Items listed in a dataset
=-=-=-=-=

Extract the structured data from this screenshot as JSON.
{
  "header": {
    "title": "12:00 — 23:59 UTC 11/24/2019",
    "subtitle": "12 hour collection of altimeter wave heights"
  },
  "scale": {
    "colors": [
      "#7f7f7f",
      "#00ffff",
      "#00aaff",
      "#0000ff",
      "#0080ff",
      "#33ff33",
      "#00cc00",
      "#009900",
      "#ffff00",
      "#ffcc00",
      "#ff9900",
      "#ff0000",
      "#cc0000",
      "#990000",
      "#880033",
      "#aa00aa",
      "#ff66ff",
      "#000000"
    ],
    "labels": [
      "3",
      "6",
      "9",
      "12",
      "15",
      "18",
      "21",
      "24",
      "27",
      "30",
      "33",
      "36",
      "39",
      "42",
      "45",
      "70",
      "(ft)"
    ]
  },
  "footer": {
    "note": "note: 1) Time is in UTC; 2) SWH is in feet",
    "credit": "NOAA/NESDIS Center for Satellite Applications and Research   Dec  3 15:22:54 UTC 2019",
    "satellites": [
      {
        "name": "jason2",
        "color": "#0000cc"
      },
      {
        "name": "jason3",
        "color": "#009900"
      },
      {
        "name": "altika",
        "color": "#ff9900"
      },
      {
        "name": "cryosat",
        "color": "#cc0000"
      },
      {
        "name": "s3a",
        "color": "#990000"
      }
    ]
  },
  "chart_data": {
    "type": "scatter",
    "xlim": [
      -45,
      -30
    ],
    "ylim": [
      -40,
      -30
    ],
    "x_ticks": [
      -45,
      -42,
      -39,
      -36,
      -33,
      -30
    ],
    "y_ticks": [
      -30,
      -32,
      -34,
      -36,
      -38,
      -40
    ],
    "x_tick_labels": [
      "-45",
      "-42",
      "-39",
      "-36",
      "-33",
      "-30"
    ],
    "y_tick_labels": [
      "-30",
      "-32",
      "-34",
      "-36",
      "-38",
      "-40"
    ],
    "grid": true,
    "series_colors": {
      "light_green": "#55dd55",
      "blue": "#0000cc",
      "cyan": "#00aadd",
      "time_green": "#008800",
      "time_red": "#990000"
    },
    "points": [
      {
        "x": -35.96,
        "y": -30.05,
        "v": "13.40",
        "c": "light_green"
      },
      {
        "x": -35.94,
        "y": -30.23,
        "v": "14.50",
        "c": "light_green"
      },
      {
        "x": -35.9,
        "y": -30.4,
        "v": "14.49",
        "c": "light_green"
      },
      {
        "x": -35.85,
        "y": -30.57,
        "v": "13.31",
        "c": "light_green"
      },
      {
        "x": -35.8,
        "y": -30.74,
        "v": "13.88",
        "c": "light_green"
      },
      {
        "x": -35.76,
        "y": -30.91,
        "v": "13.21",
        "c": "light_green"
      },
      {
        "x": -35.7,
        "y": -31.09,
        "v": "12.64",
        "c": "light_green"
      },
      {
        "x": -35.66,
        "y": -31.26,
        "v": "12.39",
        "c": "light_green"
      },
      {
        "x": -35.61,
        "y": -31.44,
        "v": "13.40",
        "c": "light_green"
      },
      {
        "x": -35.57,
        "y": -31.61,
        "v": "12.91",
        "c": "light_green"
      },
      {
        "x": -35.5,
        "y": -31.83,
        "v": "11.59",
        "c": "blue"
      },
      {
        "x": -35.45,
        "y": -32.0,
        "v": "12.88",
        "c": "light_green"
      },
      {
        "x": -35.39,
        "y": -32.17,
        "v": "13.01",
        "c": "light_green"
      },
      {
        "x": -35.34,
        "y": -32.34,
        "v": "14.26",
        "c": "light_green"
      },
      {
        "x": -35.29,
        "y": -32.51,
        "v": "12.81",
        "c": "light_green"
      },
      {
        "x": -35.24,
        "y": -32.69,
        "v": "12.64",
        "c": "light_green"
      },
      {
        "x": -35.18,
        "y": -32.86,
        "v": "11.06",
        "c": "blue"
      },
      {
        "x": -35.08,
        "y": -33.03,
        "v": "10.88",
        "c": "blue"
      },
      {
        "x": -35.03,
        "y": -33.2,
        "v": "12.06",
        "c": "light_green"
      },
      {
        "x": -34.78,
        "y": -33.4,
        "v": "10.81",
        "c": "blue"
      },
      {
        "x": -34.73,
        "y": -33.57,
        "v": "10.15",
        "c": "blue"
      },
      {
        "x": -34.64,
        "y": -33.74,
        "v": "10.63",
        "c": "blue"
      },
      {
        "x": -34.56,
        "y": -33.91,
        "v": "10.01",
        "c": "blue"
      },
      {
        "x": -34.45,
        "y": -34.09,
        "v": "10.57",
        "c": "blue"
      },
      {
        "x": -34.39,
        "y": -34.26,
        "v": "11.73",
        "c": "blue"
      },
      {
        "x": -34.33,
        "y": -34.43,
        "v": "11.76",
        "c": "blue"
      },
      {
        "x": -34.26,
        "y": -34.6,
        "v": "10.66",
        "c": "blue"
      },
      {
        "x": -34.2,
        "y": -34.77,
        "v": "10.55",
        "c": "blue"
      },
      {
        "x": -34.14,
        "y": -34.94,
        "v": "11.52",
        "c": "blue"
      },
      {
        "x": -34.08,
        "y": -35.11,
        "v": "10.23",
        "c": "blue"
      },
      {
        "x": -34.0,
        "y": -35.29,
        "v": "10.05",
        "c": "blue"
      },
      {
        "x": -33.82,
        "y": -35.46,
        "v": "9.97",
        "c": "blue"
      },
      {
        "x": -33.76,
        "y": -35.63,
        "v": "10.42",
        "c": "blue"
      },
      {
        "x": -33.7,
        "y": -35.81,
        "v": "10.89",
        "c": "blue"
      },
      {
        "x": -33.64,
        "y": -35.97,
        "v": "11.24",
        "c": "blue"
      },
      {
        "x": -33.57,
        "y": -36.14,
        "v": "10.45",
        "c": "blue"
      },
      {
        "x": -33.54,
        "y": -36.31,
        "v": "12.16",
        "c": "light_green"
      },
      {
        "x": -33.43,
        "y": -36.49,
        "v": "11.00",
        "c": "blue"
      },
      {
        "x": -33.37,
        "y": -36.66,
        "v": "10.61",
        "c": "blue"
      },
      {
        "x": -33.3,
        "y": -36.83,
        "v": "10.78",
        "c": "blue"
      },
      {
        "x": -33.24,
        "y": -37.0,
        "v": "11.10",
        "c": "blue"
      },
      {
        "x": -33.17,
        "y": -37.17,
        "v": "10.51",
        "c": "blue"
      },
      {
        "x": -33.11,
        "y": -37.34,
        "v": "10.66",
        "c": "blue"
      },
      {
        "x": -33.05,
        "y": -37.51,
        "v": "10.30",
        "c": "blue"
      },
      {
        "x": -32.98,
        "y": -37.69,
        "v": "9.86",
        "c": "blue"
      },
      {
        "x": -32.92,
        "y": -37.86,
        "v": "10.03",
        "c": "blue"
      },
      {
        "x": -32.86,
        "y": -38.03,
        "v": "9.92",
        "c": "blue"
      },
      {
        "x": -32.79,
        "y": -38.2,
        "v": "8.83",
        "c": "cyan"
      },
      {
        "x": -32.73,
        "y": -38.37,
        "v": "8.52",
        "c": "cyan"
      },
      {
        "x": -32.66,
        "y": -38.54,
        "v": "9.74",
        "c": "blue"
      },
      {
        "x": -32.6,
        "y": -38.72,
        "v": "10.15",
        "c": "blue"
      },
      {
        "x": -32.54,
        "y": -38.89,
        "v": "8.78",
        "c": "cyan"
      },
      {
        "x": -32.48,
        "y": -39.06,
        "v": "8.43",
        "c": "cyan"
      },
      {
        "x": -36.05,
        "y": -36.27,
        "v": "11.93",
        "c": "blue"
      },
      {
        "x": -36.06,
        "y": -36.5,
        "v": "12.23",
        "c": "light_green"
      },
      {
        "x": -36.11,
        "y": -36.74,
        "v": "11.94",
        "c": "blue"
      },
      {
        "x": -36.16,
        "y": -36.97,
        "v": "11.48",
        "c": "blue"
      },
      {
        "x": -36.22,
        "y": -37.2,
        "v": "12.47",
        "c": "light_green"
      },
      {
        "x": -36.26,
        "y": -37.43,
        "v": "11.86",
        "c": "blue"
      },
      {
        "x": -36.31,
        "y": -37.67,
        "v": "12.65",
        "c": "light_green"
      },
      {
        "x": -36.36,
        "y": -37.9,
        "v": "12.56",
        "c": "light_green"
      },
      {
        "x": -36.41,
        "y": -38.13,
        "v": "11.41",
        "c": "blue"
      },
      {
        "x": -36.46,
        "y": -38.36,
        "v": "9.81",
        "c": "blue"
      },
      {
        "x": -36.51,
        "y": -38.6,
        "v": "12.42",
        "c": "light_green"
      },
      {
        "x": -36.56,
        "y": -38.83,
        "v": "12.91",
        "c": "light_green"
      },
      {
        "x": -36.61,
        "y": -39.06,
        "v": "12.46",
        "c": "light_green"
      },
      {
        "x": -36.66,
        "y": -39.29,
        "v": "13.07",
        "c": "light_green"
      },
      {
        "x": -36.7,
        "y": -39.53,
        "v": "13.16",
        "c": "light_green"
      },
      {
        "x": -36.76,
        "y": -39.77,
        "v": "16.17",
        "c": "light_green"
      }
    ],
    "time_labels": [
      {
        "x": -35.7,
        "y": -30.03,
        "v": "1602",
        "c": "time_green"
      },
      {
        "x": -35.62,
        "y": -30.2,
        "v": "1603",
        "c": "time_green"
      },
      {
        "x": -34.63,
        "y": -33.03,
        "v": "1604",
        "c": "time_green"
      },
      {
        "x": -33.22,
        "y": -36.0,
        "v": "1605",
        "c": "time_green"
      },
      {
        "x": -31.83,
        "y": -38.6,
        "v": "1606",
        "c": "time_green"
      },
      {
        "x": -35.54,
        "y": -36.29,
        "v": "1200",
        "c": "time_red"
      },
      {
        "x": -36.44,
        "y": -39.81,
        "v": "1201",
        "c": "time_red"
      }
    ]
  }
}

=-=-=-=-=

Whichever lines contain the string "name", select and copy them.

        "name": "jason2",
        "name": "jason3",
        "name": "altika",
        "name": "cryosat",
        "name": "s3a",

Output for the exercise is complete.